Requirement:
Please pull out every line in the entries below that contains the string "既定のブラウザー".

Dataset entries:
·····

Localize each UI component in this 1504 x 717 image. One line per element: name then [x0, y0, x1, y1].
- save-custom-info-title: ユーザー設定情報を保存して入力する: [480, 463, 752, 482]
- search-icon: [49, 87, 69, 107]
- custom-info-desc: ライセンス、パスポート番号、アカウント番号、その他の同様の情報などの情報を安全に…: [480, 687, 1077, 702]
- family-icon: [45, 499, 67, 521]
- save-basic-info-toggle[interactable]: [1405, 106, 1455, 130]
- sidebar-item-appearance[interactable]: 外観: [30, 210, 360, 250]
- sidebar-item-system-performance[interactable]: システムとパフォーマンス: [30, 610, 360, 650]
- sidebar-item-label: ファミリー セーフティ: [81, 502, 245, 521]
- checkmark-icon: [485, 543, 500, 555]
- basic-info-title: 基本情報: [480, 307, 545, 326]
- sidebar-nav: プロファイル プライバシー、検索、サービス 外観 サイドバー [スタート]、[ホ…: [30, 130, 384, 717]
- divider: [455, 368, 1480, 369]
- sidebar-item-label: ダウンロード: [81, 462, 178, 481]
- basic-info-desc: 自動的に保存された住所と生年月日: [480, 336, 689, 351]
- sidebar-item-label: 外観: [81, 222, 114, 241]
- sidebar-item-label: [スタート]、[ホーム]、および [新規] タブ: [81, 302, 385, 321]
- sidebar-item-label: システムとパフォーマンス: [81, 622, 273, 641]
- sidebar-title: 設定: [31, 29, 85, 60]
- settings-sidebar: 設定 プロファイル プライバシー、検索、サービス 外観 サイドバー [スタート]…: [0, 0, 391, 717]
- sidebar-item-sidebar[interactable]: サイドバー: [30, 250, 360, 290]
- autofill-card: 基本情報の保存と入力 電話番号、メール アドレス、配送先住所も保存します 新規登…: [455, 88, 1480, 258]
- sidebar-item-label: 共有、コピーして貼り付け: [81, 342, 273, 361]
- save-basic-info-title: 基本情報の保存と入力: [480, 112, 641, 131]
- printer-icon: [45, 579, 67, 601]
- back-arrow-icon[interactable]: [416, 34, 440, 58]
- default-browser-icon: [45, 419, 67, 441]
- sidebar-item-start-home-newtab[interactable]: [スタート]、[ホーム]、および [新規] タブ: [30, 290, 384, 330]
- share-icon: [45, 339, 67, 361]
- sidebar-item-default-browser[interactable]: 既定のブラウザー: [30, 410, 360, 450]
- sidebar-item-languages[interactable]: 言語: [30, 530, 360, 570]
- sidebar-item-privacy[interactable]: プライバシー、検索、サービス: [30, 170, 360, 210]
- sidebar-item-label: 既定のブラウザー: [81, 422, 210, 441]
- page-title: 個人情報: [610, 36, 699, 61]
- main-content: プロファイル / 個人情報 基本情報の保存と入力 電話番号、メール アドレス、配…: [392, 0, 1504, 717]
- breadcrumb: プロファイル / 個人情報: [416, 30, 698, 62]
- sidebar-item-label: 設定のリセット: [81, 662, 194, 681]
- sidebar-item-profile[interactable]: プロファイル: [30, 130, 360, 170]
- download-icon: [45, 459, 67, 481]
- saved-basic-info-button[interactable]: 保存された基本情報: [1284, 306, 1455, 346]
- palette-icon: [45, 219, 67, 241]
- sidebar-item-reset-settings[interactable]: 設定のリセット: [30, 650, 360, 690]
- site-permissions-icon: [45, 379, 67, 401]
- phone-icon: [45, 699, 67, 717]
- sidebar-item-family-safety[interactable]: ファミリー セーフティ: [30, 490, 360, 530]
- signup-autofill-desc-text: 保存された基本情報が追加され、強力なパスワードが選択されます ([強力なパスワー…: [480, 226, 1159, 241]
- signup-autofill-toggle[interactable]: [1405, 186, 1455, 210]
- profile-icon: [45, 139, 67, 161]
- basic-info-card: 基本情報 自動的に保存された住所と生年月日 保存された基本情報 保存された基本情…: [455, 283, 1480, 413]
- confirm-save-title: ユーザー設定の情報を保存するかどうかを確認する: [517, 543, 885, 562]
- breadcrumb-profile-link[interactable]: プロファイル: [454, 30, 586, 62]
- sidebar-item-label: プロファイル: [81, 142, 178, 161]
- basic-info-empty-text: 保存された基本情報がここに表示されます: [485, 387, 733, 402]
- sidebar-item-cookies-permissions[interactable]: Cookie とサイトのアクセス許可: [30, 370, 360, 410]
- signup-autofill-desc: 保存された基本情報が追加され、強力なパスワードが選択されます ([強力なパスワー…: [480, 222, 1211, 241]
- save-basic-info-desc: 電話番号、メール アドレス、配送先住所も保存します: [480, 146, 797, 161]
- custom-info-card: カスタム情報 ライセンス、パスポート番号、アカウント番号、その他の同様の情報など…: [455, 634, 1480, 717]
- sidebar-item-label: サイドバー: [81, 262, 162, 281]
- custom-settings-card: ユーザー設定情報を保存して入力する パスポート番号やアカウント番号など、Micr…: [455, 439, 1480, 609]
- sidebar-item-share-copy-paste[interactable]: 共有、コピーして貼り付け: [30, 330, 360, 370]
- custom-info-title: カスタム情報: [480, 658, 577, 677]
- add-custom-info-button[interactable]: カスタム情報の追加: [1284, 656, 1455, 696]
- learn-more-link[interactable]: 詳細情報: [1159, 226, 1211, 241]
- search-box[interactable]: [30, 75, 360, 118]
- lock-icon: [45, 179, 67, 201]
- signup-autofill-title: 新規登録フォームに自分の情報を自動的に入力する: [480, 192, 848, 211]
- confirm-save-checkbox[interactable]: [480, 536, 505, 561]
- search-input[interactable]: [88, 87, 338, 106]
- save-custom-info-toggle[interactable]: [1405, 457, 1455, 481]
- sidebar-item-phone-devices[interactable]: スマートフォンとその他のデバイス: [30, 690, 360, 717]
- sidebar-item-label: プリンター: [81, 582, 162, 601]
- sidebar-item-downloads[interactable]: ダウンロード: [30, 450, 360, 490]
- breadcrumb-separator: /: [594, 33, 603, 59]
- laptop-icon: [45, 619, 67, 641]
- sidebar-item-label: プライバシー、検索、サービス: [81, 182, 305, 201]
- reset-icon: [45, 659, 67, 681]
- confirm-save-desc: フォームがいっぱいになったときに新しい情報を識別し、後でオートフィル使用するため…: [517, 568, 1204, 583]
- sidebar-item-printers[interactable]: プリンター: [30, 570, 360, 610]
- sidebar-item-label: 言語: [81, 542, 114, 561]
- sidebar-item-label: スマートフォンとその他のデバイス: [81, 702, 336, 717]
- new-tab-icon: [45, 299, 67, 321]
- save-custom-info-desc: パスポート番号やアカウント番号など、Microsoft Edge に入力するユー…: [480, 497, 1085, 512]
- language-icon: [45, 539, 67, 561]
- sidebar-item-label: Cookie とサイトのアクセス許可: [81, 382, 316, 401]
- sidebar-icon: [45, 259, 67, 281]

·····

Task response:
- sidebar-item-default-browser[interactable]: 既定のブラウザー: [30, 410, 360, 450]
- sidebar-item-label: 既定のブラウザー: [81, 422, 210, 441]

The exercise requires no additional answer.